The problem: Lines that contain the string "также" are to be copied; leave out all others.

━━ Dataset rows

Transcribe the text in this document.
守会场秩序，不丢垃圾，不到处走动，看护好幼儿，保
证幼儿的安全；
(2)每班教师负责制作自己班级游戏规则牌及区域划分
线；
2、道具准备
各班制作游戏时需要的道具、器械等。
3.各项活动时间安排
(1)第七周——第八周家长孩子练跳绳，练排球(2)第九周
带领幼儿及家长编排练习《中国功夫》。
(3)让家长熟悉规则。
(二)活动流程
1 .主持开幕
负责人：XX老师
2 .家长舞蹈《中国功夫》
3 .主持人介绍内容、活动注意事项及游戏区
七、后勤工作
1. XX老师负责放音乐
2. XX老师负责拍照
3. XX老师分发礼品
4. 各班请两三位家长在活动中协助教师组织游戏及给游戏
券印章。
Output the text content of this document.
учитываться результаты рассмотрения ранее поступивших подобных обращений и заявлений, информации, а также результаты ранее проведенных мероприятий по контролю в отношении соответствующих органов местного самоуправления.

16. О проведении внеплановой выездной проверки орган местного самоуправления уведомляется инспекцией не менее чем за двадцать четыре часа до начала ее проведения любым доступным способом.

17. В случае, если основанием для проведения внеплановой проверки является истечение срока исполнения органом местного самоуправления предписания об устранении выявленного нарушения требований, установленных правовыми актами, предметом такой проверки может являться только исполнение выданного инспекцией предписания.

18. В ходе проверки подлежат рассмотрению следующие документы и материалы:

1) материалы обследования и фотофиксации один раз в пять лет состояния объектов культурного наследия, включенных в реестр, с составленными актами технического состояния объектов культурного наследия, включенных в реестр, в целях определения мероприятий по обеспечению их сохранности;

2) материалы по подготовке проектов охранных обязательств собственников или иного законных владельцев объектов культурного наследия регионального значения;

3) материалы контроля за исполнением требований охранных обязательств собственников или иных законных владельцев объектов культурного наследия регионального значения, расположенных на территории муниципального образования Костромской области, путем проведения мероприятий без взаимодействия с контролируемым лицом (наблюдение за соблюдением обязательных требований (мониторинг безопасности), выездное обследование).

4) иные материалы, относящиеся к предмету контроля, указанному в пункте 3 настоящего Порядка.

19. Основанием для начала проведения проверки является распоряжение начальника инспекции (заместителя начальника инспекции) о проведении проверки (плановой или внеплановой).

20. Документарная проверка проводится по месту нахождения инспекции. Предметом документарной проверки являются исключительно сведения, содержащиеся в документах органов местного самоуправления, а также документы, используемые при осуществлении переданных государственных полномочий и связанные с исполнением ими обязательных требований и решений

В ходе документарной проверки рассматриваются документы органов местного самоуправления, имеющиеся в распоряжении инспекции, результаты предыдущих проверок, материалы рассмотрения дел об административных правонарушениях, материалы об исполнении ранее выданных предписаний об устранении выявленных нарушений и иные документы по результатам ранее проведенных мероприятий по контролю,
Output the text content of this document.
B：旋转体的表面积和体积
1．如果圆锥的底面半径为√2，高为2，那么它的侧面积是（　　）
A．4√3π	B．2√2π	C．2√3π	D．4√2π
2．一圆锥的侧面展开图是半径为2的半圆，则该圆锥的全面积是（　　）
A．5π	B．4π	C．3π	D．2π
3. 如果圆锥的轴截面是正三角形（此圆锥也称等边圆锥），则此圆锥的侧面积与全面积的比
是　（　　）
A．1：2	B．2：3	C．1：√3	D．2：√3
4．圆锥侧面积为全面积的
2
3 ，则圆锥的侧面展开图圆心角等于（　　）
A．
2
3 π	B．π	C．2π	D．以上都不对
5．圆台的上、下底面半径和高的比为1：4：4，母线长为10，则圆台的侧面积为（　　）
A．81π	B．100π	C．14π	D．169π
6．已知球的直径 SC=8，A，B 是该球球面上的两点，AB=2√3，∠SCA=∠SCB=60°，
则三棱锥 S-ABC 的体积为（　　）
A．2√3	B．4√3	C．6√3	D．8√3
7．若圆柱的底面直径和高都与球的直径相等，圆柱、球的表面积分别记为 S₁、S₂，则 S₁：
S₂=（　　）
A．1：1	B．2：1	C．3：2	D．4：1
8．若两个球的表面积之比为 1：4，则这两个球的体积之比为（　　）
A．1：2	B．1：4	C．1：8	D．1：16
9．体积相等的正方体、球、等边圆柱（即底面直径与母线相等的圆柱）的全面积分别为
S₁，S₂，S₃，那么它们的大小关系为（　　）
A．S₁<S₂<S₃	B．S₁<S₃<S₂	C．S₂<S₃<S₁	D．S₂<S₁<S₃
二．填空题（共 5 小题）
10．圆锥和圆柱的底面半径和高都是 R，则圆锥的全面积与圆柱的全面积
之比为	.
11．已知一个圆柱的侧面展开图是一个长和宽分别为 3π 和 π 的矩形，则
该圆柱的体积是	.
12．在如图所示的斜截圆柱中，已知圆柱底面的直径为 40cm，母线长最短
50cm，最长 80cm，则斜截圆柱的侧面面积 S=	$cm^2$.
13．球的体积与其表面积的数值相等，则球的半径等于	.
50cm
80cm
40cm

━━━━

Solution:
учитываться результаты рассмотрения ранее поступивших подобных обращений и заявлений, информации, а также результаты ранее проведенных мероприятий по контролю в отношении соответствующих органов местного самоуправления.
20. Документарная проверка проводится по месту нахождения инспекции. Предметом документарной проверки являются исключительно сведения, содержащиеся в документах органов местного самоуправления, а также документы, используемые при осуществлении переданных государственных полномочий и связанные с исполнением ими обязательных требований и решений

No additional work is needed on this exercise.